> **DATA PROVIDED**
==================================================

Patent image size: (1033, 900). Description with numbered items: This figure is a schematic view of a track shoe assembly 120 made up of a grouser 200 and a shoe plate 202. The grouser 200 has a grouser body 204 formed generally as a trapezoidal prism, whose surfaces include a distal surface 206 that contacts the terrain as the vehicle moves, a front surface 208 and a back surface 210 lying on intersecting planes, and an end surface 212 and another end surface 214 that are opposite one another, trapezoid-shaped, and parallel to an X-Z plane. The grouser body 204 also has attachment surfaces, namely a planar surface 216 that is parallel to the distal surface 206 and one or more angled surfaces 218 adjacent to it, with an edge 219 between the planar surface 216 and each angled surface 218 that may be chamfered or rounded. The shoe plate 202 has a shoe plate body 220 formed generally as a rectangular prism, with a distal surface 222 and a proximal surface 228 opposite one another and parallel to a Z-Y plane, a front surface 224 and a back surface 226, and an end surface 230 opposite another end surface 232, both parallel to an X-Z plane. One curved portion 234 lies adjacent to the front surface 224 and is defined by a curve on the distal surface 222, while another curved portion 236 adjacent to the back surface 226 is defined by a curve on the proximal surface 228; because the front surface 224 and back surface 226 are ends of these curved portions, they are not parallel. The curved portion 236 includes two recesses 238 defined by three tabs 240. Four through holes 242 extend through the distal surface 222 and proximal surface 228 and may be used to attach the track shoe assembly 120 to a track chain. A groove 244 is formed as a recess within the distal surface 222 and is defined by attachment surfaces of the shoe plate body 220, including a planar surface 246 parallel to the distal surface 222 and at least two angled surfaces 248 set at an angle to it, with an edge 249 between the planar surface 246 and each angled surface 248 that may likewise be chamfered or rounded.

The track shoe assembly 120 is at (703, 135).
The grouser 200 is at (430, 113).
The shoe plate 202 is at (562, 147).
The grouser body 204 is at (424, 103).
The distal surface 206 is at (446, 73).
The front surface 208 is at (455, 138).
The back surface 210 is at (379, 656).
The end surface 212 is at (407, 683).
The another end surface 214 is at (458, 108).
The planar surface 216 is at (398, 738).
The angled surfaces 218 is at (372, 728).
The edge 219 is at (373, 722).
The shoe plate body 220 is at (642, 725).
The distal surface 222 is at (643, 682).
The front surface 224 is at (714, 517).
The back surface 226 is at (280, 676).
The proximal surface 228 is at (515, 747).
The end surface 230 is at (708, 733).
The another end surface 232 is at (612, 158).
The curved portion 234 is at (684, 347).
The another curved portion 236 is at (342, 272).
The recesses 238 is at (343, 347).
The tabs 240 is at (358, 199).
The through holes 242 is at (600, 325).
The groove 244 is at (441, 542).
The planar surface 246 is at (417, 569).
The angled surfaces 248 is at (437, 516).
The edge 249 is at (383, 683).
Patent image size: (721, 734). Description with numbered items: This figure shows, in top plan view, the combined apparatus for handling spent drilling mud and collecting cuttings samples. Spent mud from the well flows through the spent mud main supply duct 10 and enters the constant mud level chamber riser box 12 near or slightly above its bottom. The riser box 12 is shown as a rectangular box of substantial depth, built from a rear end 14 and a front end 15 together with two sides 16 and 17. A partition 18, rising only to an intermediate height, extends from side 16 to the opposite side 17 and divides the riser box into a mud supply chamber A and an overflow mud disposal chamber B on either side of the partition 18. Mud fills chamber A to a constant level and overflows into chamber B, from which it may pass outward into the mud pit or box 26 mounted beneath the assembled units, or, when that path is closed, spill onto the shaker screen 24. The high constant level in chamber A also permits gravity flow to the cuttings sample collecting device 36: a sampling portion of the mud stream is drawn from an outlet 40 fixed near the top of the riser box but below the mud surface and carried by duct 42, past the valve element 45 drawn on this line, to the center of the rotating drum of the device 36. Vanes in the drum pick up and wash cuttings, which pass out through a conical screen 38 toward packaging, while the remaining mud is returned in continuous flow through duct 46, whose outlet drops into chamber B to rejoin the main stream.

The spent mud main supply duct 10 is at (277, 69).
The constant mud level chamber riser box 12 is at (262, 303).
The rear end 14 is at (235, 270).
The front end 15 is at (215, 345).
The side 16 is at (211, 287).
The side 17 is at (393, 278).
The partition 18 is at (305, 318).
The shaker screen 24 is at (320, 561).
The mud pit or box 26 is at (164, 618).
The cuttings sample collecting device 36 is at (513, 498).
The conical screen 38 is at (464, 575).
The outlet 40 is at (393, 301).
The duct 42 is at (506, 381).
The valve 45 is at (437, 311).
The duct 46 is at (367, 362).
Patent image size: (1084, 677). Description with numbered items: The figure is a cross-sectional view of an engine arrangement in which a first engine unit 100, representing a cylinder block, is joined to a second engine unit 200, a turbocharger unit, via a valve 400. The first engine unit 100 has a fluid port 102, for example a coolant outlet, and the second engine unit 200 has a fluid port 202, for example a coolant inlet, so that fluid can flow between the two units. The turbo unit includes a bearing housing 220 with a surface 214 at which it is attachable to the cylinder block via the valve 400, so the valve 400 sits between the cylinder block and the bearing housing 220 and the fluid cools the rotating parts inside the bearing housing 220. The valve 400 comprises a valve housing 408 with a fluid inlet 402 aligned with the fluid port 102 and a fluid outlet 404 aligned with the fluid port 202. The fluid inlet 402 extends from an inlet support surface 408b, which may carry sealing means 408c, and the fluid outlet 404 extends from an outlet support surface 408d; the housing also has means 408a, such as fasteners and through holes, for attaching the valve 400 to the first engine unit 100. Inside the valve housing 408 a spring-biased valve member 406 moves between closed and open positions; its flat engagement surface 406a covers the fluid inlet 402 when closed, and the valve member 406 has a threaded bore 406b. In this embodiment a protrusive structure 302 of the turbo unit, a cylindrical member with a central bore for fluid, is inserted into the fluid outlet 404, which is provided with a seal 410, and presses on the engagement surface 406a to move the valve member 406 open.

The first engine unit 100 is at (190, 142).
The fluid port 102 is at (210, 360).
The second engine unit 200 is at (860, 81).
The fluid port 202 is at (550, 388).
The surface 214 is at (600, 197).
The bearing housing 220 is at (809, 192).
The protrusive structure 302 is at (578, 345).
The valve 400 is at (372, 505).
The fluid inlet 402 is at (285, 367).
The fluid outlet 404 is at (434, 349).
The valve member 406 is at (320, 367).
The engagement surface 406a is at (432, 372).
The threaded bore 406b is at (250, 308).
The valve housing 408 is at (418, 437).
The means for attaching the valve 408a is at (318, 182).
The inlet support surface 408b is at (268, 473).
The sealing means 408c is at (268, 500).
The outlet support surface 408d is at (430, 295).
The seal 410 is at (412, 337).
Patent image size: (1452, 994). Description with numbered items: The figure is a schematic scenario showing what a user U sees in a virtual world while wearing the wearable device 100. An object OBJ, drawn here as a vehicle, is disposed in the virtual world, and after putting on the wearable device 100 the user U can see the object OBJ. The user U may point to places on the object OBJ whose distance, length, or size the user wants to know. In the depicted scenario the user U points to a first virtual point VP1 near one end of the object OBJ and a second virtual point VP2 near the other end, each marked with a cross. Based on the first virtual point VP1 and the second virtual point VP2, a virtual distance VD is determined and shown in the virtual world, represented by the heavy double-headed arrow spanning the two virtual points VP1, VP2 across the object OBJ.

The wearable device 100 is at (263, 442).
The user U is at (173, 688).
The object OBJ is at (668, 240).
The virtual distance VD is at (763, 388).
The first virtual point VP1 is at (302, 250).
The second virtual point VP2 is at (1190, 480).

==================================================

> **SHORT TASK**
Rewrite every line in the items above as one numbered list, leaving out the blank lines.

> **SOLUTION TO THE EXERCISE**
1. Patent image size: (1033, 900). Description with numbered items: This figure is a schematic view of a track shoe assembly 120 made up of a grouser 200 and a shoe plate 202. The grouser 200 has a grouser body 204 formed generally as a trapezoidal prism, whose surfaces include a distal surface 206 that contacts the terrain as the vehicle moves, a front surface 208 and a back surface 210 lying on intersecting planes, and an end surface 212 and another end surface 214 that are opposite one another, trapezoid-shaped, and parallel to an X-Z plane. The grouser body 204 also has attachment surfaces, namely a planar surface 216 that is parallel to the distal surface 206 and one or more angled surfaces 218 adjacent to it, with an edge 219 between the planar surface 216 and each angled surface 218 that may be chamfered or rounded. The shoe plate 202 has a shoe plate body 220 formed generally as a rectangular prism, with a distal surface 222 and a proximal surface 228 opposite one another and parallel to a Z-Y plane, a front surface 224 and a back surface 226, and an end surface 230 opposite another end surface 232, both parallel to an X-Z plane. One curved portion 234 lies adjacent to the front surface 224 and is defined by a curve on the distal surface 222, while another curved portion 236 adjacent to the back surface 226 is defined by a curve on the proximal surface 228; because the front surface 224 and back surface 226 are ends of these curved portions, they are not parallel. The curved portion 236 includes two recesses 238 defined by three tabs 240. Four through holes 242 extend through the distal surface 222 and proximal surface 228 and may be used to attach the track shoe assembly 120 to a track chain. A groove 244 is formed as a recess within the distal surface 222 and is defined by attachment surfaces of the shoe plate body 220, including a planar surface 246 parallel to the distal surface 222 and at least two angled surfaces 248 set at an angle to it, with an edge 249 between the planar surface 246 and each angled surface 248 that may likewise be chamfered or rounded.
2. The track shoe assembly 120 is at (703, 135).
3. The grouser 200 is at (430, 113).
4. The shoe plate 202 is at (562, 147).
5. The grouser body 204 is at (424, 103).
6. The distal surface 206 is at (446, 73).
7. The front surface 208 is at (455, 138).
8. The back surface 210 is at (379, 656).
9. The end surface 212 is at (407, 683).
10. The another end surface 214 is at (458, 108).
11. The planar surface 216 is at (398, 738).
12. The angled surfaces 218 is at (372, 728).
13. The edge 219 is at (373, 722).
14. The shoe plate body 220 is at (642, 725).
15. The distal surface 222 is at (643, 682).
16. The front surface 224 is at (714, 517).
17. The back surface 226 is at (280, 676).
18. The proximal surface 228 is at (515, 747).
19. The end surface 230 is at (708, 733).
20. The another end surface 232 is at (612, 158).
21. The curved portion 234 is at (684, 347).
22. The another curved portion 236 is at (342, 272).
23. The recesses 238 is at (343, 347).
24. The tabs 240 is at (358, 199).
25. The through holes 242 is at (600, 325).
26. The groove 244 is at (441, 542).
27. The planar surface 246 is at (417, 569).
28. The angled surfaces 248 is at (437, 516).
29. The edge 249 is at (383, 683).
30. Patent image size: (721, 734). Description with numbered items: This figure shows, in top plan view, the combined apparatus for handling spent drilling mud and collecting cuttings samples. Spent mud from the well flows through the spent mud main supply duct 10 and enters the constant mud level chamber riser box 12 near or slightly above its bottom. The riser box 12 is shown as a rectangular box of substantial depth, built from a rear end 14 and a front end 15 together with two sides 16 and 17. A partition 18, rising only to an intermediate height, extends from side 16 to the opposite side 17 and divides the riser box into a mud supply chamber A and an overflow mud disposal chamber B on either side of the partition 18. Mud fills chamber A to a constant level and overflows into chamber B, from which it may pass outward into the mud pit or box 26 mounted beneath the assembled units, or, when that path is closed, spill onto the shaker screen 24. The high constant level in chamber A also permits gravity flow to the cuttings sample collecting device 36: a sampling portion of the mud stream is drawn from an outlet 40 fixed near the top of the riser box but below the mud surface and carried by duct 42, past the valve element 45 drawn on this line, to the center of the rotating drum of the device 36. Vanes in the drum pick up and wash cuttings, which pass out through a conical screen 38 toward packaging, while the remaining mud is returned in continuous flow through duct 46, whose outlet drops into chamber B to rejoin the main stream.
31. The spent mud main supply duct 10 is at (277, 69).
32. The constant mud level chamber riser box 12 is at (262, 303).
33. The rear end 14 is at (235, 270).
34. The front end 15 is at (215, 345).
35. The side 16 is at (211, 287).
36. The side 17 is at (393, 278).
37. The partition 18 is at (305, 318).
38. The shaker screen 24 is at (320, 561).
39. The mud pit or box 26 is at (164, 618).
40. The cuttings sample collecting device 36 is at (513, 498).
41. The conical screen 38 is at (464, 575).
42. The outlet 40 is at (393, 301).
43. The duct 42 is at (506, 381).
44. The valve 45 is at (437, 311).
45. The duct 46 is at (367, 362).
46. Patent image size: (1084, 677). Description with numbered items: The figure is a cross-sectional view of an engine arrangement in which a first engine unit 100, representing a cylinder block, is joined to a second engine unit 200, a turbocharger unit, via a valve 400. The first engine unit 100 has a fluid port 102, for example a coolant outlet, and the second engine unit 200 has a fluid port 202, for example a coolant inlet, so that fluid can flow between the two units. The turbo unit includes a bearing housing 220 with a surface 214 at which it is attachable to the cylinder block via the valve 400, so the valve 400 sits between the cylinder block and the bearing housing 220 and the fluid cools the rotating parts inside the bearing housing 220. The valve 400 comprises a valve housing 408 with a fluid inlet 402 aligned with the fluid port 102 and a fluid outlet 404 aligned with the fluid port 202. The fluid inlet 402 extends from an inlet support surface 408b, which may carry sealing means 408c, and the fluid outlet 404 extends from an outlet support surface 408d; the housing also has means 408a, such as fasteners and through holes, for attaching the valve 400 to the first engine unit 100. Inside the valve housing 408 a spring-biased valve member 406 moves between closed and open positions; its flat engagement surface 406a covers the fluid inlet 402 when closed, and the valve member 406 has a threaded bore 406b. In this embodiment a protrusive structure 302 of the turbo unit, a cylindrical member with a central bore for fluid, is inserted into the fluid outlet 404, which is provided with a seal 410, and presses on the engagement surface 406a to move the valve member 406 open.
47. The first engine unit 100 is at (190, 142).
48. The fluid port 102 is at (210, 360).
49. The second engine unit 200 is at (860, 81).
50. The fluid port 202 is at (550, 388).
51. The surface 214 is at (600, 197).
52. The bearing housing 220 is at (809, 192).
53. The protrusive structure 302 is at (578, 345).
54. The valve 400 is at (372, 505).
55. The fluid inlet 402 is at (285, 367).
56. The fluid outlet 404 is at (434, 349).
57. The valve member 406 is at (320, 367).
58. The engagement surface 406a is at (432, 372).
59. The threaded bore 406b is at (250, 308).
60. The valve housing 408 is at (418, 437).
61. The means for attaching the valve 408a is at (318, 182).
62. The inlet support surface 408b is at (268, 473).
63. The sealing means 408c is at (268, 500).
64. The outlet support surface 408d is at (430, 295).
65. The seal 410 is at (412, 337).
66. Patent image size: (1452, 994). Description with numbered items: The figure is a schematic scenario showing what a user U sees in a virtual world while wearing the wearable device 100. An object OBJ, drawn here as a vehicle, is disposed in the virtual world, and after putting on the wearable device 100 the user U can see the object OBJ. The user U may point to places on the object OBJ whose distance, length, or size the user wants to know. In the depicted scenario the user U points to a first virtual point VP1 near one end of the object OBJ and a second virtual point VP2 near the other end, each marked with a cross. Based on the first virtual point VP1 and the second virtual point VP2, a virtual distance VD is determined and shown in the virtual world, represented by the heavy double-headed arrow spanning the two virtual points VP1, VP2 across the object OBJ.
67. The wearable device 100 is at (263, 442).
68. The user U is at (173, 688).
69. The object OBJ is at (668, 240).
70. The virtual distance VD is at (763, 388).
71. The first virtual point VP1 is at (302, 250).
72. The second virtual point VP2 is at (1190, 480).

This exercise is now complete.